Aim
Identify every line in the records below that contains the word "distribucija", and copy each of those lines.

Exercise input
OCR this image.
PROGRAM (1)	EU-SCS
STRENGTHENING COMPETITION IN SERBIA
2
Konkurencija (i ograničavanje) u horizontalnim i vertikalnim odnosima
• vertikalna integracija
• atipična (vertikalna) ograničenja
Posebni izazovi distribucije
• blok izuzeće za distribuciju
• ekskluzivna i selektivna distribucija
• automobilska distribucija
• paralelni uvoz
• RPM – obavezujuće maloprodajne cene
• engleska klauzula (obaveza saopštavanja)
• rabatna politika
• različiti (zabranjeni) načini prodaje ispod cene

Response to the exercise
• ekskluzivna i selektivna distribucija
• automobilska distribucija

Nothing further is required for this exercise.